What to work on → Take every line from the listing below that contains "Demand".
══ Input ══
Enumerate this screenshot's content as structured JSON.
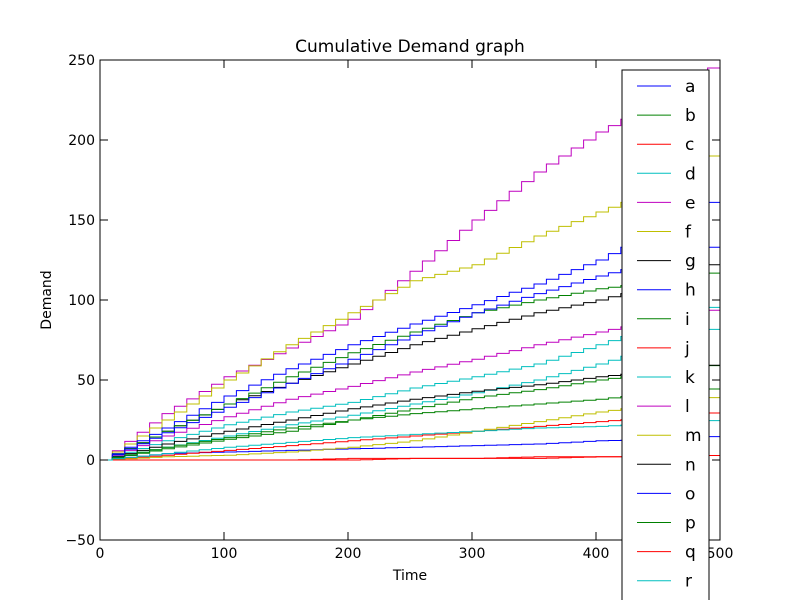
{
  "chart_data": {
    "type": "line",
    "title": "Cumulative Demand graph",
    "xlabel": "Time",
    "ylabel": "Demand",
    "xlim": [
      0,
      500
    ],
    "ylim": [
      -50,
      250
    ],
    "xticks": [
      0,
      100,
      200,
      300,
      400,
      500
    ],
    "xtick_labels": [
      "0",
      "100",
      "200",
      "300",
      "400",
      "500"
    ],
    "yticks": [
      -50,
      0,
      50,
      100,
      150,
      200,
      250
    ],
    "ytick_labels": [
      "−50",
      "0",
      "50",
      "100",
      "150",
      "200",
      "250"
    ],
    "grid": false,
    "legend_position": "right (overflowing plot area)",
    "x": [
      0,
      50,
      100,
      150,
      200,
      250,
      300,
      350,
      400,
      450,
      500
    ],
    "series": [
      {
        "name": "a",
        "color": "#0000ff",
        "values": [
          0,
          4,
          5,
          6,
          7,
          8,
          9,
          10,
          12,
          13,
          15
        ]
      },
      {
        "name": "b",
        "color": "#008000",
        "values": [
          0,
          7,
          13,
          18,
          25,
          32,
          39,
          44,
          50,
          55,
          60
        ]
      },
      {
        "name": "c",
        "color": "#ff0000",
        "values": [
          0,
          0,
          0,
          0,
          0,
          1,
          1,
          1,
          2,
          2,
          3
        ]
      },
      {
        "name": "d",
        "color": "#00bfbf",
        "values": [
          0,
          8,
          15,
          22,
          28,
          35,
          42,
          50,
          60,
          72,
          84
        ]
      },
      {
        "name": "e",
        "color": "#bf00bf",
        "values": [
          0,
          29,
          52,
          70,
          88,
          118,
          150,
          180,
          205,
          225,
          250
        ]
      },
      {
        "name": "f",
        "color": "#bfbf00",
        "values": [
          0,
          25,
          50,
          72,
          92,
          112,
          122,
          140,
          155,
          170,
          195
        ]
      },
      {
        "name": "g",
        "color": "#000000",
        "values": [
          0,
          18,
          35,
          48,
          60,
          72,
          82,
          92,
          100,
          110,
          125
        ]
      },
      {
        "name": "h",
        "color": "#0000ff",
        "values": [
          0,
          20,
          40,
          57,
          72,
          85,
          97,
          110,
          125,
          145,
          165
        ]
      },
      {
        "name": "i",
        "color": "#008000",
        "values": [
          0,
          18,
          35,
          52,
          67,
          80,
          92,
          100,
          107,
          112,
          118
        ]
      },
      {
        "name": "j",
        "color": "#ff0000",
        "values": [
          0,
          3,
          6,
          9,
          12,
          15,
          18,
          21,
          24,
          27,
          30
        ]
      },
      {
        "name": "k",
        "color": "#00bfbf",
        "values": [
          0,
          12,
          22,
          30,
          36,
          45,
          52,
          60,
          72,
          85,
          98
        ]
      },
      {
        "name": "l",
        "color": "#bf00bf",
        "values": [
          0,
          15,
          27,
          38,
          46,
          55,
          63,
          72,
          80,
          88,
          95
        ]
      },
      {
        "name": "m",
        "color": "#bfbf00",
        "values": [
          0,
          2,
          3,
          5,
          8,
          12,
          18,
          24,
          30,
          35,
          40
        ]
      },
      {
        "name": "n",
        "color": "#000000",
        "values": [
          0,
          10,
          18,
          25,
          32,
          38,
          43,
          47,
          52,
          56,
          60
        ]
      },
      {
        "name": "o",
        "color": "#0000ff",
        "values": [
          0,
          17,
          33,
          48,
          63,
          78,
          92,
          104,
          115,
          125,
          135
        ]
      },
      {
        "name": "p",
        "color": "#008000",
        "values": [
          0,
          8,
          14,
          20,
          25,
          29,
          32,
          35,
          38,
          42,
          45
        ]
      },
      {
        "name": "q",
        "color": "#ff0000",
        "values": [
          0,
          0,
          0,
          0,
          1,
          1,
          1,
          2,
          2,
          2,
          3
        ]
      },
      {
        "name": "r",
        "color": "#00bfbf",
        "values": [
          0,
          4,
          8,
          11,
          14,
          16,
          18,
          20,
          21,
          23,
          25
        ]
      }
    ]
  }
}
═══
Answer for this exercise →
    "title": "Cumulative Demand graph",
    "ylabel": "Demand",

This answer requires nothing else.